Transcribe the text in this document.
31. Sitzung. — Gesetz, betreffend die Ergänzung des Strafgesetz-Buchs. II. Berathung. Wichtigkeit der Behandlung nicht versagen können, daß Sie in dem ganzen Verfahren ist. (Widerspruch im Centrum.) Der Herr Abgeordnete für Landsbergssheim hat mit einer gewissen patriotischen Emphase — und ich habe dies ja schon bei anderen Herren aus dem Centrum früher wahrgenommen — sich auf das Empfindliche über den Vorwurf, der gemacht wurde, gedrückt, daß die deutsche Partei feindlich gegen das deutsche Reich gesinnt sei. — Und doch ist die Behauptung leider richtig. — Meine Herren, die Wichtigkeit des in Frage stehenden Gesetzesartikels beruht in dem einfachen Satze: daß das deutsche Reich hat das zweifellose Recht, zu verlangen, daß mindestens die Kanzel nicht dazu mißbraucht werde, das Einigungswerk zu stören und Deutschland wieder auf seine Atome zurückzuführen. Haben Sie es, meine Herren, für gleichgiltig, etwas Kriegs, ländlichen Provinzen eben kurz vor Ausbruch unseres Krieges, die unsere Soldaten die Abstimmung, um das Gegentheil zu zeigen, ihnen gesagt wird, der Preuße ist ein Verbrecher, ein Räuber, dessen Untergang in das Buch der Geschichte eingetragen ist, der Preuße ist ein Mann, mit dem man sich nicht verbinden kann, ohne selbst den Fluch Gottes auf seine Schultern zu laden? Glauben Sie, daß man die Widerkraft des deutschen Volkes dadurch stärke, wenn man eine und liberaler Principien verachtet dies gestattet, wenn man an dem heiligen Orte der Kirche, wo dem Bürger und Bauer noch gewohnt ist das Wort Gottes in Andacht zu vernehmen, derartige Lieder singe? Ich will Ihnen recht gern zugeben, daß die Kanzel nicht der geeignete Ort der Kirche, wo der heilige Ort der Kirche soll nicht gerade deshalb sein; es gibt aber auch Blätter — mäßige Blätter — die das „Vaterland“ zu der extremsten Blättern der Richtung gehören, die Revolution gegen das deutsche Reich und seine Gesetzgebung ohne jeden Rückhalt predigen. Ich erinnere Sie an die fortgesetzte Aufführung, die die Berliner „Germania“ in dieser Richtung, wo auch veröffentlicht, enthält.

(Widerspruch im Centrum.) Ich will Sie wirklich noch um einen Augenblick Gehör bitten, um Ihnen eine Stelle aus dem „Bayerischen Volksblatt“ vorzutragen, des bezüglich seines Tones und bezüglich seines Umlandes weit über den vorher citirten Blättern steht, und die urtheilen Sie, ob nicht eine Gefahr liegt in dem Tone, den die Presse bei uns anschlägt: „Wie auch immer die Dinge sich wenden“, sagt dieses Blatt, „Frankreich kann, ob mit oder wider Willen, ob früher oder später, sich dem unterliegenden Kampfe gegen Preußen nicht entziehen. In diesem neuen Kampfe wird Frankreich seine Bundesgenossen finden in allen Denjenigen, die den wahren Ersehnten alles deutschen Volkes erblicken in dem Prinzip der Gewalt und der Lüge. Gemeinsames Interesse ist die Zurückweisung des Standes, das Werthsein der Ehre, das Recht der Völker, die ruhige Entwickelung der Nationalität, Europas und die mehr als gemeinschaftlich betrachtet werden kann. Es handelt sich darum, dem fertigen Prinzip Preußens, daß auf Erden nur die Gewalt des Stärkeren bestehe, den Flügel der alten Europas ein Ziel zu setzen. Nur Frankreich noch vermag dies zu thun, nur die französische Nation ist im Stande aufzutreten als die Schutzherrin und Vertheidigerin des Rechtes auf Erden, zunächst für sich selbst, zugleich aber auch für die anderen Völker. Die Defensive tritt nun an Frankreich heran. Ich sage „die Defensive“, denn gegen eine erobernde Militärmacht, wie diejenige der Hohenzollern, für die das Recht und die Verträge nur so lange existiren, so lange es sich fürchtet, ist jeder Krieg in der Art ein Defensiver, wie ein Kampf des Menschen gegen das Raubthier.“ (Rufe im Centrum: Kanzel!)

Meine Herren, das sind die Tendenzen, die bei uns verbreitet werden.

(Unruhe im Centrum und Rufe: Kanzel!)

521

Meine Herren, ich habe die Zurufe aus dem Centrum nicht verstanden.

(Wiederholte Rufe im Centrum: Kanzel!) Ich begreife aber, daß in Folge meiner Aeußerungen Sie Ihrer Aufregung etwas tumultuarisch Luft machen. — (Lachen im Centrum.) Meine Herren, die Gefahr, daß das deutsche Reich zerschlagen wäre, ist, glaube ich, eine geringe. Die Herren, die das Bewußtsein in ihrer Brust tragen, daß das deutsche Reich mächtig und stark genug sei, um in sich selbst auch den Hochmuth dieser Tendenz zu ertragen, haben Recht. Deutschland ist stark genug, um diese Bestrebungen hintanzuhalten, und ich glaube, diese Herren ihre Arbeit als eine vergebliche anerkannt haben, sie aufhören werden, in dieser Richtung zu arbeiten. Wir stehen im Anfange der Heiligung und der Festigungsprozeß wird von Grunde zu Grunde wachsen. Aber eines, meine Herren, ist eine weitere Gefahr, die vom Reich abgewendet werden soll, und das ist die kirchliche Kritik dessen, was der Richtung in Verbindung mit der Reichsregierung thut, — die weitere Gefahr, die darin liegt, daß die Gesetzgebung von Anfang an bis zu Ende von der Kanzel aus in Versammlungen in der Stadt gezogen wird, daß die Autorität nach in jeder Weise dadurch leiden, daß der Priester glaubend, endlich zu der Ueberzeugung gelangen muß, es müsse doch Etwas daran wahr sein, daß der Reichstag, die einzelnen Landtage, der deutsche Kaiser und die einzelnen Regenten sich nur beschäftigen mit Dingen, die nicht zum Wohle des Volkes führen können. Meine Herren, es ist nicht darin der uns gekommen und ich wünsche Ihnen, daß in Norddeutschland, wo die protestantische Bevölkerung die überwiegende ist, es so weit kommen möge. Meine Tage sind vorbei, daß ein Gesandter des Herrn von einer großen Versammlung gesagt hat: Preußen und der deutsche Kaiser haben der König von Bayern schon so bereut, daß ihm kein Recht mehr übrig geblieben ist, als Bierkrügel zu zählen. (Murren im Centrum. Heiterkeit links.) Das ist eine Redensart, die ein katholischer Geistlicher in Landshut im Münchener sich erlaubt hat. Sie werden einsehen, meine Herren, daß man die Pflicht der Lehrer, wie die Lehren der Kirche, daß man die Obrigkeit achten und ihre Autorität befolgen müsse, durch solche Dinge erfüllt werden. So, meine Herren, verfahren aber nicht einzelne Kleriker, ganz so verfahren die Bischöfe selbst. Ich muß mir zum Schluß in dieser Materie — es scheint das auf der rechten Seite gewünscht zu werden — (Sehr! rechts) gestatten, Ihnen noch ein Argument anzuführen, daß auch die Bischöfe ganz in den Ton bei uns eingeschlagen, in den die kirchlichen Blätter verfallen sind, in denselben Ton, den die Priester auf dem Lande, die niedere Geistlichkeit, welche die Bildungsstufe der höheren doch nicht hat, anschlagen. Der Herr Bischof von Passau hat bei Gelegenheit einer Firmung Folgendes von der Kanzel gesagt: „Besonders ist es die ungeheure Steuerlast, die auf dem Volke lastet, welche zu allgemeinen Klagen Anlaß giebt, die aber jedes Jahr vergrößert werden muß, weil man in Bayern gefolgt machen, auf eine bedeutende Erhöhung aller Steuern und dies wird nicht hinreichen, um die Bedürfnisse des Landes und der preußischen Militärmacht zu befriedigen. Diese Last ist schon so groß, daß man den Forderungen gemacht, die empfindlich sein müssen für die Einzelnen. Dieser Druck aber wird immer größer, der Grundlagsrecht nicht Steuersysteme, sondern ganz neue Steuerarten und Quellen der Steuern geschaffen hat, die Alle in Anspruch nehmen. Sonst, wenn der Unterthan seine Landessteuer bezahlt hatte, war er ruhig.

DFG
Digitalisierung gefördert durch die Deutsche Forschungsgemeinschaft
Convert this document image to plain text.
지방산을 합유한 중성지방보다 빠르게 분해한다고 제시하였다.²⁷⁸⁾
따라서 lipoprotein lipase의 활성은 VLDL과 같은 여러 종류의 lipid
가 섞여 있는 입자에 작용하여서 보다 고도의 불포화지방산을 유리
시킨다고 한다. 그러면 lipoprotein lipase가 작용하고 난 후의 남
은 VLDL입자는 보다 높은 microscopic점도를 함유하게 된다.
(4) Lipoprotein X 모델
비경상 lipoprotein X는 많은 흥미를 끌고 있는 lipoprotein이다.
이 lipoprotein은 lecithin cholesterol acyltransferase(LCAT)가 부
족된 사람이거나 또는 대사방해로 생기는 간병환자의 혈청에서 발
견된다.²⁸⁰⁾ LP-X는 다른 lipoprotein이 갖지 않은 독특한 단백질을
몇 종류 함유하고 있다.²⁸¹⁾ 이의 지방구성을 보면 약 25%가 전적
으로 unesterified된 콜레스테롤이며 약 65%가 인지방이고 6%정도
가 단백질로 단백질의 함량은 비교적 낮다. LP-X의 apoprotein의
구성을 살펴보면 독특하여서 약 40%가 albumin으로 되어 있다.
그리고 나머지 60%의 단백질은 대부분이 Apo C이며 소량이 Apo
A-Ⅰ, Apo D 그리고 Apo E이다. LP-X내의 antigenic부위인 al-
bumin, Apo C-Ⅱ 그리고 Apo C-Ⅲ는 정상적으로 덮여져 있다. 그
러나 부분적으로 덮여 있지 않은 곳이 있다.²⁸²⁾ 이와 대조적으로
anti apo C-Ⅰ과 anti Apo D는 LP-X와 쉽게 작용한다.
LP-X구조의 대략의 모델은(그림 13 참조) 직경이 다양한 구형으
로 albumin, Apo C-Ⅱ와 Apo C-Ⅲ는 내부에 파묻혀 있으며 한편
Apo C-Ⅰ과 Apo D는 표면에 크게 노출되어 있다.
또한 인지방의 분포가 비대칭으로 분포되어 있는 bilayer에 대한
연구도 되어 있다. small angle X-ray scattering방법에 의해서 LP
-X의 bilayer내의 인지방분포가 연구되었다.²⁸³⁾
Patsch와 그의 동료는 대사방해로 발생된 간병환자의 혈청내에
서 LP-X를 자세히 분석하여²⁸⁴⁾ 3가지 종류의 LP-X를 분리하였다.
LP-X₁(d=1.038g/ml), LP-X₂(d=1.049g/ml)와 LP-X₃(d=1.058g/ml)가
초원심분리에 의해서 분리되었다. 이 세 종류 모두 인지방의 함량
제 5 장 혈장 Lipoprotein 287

Your task: Please restate word for word only the lines running from the line that contains "Convert this document image to plain text." to the final line of the listing above.

Solved exercise:
Convert this document image to plain text.
지방산을 합유한 중성지방보다 빠르게 분해한다고 제시하였다.²⁷⁸⁾
따라서 lipoprotein lipase의 활성은 VLDL과 같은 여러 종류의 lipid
가 섞여 있는 입자에 작용하여서 보다 고도의 불포화지방산을 유리
시킨다고 한다. 그러면 lipoprotein lipase가 작용하고 난 후의 남
은 VLDL입자는 보다 높은 microscopic점도를 함유하게 된다.
(4) Lipoprotein X 모델
비경상 lipoprotein X는 많은 흥미를 끌고 있는 lipoprotein이다.
이 lipoprotein은 lecithin cholesterol acyltransferase(LCAT)가 부
족된 사람이거나 또는 대사방해로 생기는 간병환자의 혈청에서 발
견된다.²⁸⁰⁾ LP-X는 다른 lipoprotein이 갖지 않은 독특한 단백질을
몇 종류 함유하고 있다.²⁸¹⁾ 이의 지방구성을 보면 약 25%가 전적
으로 unesterified된 콜레스테롤이며 약 65%가 인지방이고 6%정도
가 단백질로 단백질의 함량은 비교적 낮다. LP-X의 apoprotein의
구성을 살펴보면 독특하여서 약 40%가 albumin으로 되어 있다.
그리고 나머지 60%의 단백질은 대부분이 Apo C이며 소량이 Apo
A-Ⅰ, Apo D 그리고 Apo E이다. LP-X내의 antigenic부위인 al-
bumin, Apo C-Ⅱ 그리고 Apo C-Ⅲ는 정상적으로 덮여져 있다. 그
러나 부분적으로 덮여 있지 않은 곳이 있다.²⁸²⁾ 이와 대조적으로
anti apo C-Ⅰ과 anti Apo D는 LP-X와 쉽게 작용한다.
LP-X구조의 대략의 모델은(그림 13 참조) 직경이 다양한 구형으
로 albumin, Apo C-Ⅱ와 Apo C-Ⅲ는 내부에 파묻혀 있으며 한편
Apo C-Ⅰ과 Apo D는 표면에 크게 노출되어 있다.
또한 인지방의 분포가 비대칭으로 분포되어 있는 bilayer에 대한
연구도 되어 있다. small angle X-ray scattering방법에 의해서 LP
-X의 bilayer내의 인지방분포가 연구되었다.²⁸³⁾
Patsch와 그의 동료는 대사방해로 발생된 간병환자의 혈청내에
서 LP-X를 자세히 분석하여²⁸⁴⁾ 3가지 종류의 LP-X를 분리하였다.
LP-X₁(d=1.038g/ml), LP-X₂(d=1.049g/ml)와 LP-X₃(d=1.058g/ml)가
초원심분리에 의해서 분리되었다. 이 세 종류 모두 인지방의 함량
제 5 장 혈장 Lipoprotein 287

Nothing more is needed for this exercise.